(Recorded data)

:::

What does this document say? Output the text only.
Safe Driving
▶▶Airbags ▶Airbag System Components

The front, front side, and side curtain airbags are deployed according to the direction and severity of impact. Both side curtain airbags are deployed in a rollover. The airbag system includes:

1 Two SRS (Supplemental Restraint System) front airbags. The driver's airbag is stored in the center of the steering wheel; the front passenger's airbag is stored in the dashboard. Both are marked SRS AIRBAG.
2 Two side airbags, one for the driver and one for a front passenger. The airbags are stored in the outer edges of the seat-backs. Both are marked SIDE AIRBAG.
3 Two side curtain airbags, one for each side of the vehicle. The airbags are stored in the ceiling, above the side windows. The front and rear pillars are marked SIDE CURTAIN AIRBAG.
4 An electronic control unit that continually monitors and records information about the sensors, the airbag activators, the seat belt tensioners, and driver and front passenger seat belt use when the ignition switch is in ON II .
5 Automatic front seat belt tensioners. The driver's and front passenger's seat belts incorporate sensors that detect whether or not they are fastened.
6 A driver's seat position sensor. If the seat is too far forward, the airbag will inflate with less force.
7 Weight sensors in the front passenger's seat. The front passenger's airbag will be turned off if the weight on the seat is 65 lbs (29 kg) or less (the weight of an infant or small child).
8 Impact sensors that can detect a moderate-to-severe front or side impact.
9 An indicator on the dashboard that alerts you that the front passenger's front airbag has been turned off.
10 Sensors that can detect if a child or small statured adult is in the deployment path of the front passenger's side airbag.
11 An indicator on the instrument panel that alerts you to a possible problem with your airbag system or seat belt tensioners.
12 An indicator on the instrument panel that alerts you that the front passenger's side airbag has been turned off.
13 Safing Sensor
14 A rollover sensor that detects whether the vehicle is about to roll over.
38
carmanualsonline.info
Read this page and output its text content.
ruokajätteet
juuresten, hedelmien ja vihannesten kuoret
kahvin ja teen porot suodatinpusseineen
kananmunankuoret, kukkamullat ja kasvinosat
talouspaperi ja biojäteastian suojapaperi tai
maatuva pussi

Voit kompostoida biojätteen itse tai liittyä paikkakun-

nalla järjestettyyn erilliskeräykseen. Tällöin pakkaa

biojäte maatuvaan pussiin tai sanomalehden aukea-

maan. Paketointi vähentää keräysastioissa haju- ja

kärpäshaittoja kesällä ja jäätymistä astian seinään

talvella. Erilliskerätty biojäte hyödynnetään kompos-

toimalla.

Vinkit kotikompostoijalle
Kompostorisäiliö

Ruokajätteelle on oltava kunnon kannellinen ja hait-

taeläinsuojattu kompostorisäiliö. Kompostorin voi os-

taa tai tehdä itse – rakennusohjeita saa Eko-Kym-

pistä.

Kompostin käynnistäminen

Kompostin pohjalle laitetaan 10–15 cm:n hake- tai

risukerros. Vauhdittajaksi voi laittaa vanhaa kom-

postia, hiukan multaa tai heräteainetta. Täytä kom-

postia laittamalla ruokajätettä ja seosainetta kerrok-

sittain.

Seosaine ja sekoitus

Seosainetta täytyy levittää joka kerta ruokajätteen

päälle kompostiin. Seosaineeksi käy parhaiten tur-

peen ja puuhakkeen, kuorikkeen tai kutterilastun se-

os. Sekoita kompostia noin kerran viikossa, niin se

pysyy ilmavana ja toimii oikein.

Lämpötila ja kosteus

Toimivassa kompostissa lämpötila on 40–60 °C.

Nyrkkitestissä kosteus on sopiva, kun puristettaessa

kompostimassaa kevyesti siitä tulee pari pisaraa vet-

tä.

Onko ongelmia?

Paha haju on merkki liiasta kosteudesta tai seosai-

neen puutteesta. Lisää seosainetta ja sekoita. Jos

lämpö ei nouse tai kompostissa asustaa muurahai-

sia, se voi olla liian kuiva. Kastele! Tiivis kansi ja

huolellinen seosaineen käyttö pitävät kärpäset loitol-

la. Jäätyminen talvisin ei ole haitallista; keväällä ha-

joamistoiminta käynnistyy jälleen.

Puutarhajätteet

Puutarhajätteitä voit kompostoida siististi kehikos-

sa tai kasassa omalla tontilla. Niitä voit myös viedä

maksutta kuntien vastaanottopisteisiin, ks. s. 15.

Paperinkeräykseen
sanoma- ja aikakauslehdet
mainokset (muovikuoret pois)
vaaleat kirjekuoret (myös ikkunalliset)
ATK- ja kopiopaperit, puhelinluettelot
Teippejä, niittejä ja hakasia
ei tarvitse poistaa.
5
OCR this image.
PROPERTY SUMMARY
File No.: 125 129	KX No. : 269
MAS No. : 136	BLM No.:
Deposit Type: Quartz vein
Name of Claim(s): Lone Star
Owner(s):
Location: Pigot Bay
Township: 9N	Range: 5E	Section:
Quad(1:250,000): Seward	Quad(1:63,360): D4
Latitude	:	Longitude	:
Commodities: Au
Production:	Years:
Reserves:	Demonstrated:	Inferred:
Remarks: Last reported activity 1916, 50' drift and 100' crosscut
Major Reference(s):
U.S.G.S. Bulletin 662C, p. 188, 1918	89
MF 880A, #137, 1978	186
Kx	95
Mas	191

:::

*Problem*: Repeat, with no changes, each line from the one with "OCR this image." to the end of the listing, including both ends and nothing else.

*Written answer*:
OCR this image.
PROPERTY SUMMARY
File No.: 125 129	KX No. : 269
MAS No. : 136	BLM No.:
Deposit Type: Quartz vein
Name of Claim(s): Lone Star
Owner(s):
Location: Pigot Bay
Township: 9N	Range: 5E	Section:
Quad(1:250,000): Seward	Quad(1:63,360): D4
Latitude	:	Longitude	:
Commodities: Au
Production:	Years:
Reserves:	Demonstrated:	Inferred:
Remarks: Last reported activity 1916, 50' drift and 100' crosscut
Major Reference(s):
U.S.G.S. Bulletin 662C, p. 188, 1918	89
MF 880A, #137, 1978	186
Kx	95
Mas	191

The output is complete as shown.